(Element and coordinate records)
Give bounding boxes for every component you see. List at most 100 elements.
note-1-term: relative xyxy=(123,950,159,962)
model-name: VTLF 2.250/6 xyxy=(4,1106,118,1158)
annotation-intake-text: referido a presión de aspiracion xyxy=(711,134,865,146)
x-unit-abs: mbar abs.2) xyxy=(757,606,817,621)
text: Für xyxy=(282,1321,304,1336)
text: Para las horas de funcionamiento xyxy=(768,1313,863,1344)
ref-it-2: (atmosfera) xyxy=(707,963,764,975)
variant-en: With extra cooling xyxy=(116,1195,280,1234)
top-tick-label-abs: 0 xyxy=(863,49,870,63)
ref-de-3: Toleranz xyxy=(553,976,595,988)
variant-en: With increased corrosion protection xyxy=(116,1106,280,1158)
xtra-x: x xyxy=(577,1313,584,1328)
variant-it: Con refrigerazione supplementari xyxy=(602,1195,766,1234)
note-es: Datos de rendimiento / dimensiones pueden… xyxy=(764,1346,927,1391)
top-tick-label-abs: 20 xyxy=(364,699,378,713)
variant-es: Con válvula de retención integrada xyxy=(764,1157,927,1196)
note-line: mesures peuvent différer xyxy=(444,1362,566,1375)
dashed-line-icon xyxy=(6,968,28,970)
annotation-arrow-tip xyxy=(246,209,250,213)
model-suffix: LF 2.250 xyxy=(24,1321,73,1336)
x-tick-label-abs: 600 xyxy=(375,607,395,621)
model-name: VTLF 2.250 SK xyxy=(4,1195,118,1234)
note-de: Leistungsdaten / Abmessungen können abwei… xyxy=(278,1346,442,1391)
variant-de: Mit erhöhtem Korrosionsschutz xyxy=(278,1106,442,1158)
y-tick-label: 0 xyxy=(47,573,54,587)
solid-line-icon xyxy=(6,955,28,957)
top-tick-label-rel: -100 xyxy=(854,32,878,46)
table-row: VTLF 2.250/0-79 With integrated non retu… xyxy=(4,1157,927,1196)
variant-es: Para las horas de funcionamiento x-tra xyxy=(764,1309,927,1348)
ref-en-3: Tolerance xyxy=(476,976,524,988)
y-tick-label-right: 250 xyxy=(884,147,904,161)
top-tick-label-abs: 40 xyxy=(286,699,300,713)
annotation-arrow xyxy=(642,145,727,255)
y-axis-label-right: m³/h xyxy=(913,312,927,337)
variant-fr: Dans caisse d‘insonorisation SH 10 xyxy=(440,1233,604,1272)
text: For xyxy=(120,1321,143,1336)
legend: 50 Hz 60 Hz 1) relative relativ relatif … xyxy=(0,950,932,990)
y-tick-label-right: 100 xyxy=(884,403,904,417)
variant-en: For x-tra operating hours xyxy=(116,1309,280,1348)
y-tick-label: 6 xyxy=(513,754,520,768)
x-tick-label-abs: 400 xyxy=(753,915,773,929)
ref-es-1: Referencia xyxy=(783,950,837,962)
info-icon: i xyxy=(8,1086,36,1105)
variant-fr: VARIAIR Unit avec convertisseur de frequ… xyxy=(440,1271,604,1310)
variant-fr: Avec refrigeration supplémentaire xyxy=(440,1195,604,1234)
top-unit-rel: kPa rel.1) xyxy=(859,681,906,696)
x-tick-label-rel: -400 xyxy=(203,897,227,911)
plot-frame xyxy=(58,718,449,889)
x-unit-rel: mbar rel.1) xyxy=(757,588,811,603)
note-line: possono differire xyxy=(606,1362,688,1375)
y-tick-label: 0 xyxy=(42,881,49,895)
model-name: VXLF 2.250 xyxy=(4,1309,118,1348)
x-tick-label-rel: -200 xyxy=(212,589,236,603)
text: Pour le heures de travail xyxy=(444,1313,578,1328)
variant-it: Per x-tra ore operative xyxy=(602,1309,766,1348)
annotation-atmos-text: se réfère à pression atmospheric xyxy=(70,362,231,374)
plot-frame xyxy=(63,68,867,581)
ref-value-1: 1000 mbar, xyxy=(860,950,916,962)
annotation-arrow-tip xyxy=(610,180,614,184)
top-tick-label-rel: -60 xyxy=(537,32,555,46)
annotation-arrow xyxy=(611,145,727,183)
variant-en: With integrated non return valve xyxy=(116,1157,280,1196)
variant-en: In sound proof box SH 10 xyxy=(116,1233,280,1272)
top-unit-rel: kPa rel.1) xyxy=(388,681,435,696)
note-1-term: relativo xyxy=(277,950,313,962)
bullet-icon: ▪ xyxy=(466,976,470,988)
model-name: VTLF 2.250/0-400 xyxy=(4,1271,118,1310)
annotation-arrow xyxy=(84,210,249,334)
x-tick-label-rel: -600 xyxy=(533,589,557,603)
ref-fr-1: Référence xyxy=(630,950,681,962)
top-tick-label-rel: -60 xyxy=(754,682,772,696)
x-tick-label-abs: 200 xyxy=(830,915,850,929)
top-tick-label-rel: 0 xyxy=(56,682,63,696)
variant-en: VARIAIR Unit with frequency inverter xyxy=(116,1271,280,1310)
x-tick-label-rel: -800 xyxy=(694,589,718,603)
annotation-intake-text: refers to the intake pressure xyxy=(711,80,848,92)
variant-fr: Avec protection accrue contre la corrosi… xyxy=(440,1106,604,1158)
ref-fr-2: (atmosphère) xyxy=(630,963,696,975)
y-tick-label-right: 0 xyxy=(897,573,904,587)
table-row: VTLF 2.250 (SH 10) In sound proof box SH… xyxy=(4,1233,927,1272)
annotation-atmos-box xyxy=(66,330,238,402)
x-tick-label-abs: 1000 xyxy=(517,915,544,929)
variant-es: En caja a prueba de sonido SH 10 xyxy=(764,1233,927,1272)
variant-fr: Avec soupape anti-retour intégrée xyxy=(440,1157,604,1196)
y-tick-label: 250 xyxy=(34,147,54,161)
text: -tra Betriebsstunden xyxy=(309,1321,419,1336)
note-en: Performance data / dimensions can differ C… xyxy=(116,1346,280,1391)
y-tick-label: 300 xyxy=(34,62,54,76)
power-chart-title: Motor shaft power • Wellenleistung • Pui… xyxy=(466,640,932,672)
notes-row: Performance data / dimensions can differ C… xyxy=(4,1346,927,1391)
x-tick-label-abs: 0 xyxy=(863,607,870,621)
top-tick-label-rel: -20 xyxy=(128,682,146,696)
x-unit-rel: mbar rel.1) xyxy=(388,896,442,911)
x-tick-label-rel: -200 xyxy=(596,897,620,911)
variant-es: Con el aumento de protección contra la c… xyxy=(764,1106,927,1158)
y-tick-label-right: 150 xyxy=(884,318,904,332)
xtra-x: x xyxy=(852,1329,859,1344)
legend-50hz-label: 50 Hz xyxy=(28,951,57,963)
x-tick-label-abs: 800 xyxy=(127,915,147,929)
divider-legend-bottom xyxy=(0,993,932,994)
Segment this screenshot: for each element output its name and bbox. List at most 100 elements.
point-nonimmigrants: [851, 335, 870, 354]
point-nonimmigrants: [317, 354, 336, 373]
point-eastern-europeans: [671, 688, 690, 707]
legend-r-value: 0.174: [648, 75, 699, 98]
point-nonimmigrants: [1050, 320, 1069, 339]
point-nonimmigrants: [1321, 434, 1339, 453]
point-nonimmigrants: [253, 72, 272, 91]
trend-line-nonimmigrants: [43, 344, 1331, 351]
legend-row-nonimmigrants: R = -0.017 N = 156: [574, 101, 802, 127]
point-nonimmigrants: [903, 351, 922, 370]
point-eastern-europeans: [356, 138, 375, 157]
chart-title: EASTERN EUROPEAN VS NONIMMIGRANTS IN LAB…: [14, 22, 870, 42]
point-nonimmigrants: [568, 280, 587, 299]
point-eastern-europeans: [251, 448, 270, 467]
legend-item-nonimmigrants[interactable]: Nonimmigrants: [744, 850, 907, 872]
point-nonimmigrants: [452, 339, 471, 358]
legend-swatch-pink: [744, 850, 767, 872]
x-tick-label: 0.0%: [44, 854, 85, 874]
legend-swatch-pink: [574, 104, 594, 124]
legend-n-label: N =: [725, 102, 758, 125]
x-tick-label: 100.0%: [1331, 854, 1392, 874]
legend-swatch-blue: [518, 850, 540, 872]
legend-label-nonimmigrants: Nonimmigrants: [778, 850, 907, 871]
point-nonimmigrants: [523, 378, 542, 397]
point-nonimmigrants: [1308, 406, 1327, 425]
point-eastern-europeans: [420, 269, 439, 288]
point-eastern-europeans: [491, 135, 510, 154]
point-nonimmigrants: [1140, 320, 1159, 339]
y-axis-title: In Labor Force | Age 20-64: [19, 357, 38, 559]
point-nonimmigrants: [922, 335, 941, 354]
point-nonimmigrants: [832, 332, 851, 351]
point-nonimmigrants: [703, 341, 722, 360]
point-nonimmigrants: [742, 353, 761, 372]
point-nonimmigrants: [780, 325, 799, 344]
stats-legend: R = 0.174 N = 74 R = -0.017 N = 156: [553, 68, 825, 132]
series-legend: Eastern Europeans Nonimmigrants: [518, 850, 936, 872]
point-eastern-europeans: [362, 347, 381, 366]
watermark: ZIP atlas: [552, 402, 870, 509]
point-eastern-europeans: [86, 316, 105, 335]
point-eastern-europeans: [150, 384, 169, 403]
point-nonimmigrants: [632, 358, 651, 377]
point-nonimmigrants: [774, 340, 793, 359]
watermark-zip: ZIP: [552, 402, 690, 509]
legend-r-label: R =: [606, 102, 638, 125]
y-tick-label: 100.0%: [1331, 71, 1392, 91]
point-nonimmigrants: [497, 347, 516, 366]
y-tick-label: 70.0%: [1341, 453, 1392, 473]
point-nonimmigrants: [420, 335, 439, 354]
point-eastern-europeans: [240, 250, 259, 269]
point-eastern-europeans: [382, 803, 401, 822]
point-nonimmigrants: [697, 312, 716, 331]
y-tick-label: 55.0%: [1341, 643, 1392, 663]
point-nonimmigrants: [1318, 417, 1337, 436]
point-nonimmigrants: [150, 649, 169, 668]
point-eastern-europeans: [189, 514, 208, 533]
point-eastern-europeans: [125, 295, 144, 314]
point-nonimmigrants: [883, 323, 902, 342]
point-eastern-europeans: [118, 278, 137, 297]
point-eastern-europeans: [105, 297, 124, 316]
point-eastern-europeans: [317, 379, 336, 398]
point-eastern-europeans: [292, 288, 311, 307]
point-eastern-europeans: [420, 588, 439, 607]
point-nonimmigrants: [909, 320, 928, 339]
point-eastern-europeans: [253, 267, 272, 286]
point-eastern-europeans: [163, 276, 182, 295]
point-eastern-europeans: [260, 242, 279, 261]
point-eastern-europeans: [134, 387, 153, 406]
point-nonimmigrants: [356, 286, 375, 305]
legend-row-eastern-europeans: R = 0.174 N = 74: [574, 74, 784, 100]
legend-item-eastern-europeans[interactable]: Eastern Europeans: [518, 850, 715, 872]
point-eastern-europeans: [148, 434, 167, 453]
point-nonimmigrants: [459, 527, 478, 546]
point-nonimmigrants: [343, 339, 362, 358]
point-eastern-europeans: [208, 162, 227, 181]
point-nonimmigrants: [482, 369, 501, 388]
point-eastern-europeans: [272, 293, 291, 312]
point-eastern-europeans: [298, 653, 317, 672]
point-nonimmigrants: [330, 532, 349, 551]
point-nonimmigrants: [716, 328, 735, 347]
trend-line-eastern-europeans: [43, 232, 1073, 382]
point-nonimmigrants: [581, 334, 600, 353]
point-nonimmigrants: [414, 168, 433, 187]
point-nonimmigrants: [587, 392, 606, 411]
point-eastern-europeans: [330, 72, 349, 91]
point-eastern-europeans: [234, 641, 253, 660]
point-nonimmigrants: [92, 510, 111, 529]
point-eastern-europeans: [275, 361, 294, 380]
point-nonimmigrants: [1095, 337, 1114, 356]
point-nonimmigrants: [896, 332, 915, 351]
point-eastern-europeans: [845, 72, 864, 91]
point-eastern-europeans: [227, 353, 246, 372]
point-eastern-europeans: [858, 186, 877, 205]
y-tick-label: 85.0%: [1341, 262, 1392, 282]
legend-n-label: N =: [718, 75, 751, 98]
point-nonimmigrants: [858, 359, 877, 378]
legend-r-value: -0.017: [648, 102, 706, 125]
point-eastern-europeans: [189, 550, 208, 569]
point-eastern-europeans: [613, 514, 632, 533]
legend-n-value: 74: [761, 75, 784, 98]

- **BRIEF**:
Duplicate the lines from the start of the material through the line that contains "top-tick-label-abs: 20 xyxy=(364,699,378,713)".

- **TASK SOLUTION**:
Give bounding boxes for every component you see. List at most 100 elements.
note-1-term: relative xyxy=(123,950,159,962)
model-name: VTLF 2.250/6 xyxy=(4,1106,118,1158)
annotation-intake-text: referido a presión de aspiracion xyxy=(711,134,865,146)
x-unit-abs: mbar abs.2) xyxy=(757,606,817,621)
text: Für xyxy=(282,1321,304,1336)
text: Para las horas de funcionamiento xyxy=(768,1313,863,1344)
ref-it-2: (atmosfera) xyxy=(707,963,764,975)
variant-en: With extra cooling xyxy=(116,1195,280,1234)
top-tick-label-abs: 0 xyxy=(863,49,870,63)
ref-de-3: Toleranz xyxy=(553,976,595,988)
variant-en: With increased corrosion protection xyxy=(116,1106,280,1158)
xtra-x: x xyxy=(577,1313,584,1328)
variant-it: Con refrigerazione supplementari xyxy=(602,1195,766,1234)
note-es: Datos de rendimiento / dimensiones pueden… xyxy=(764,1346,927,1391)
top-tick-label-abs: 20 xyxy=(364,699,378,713)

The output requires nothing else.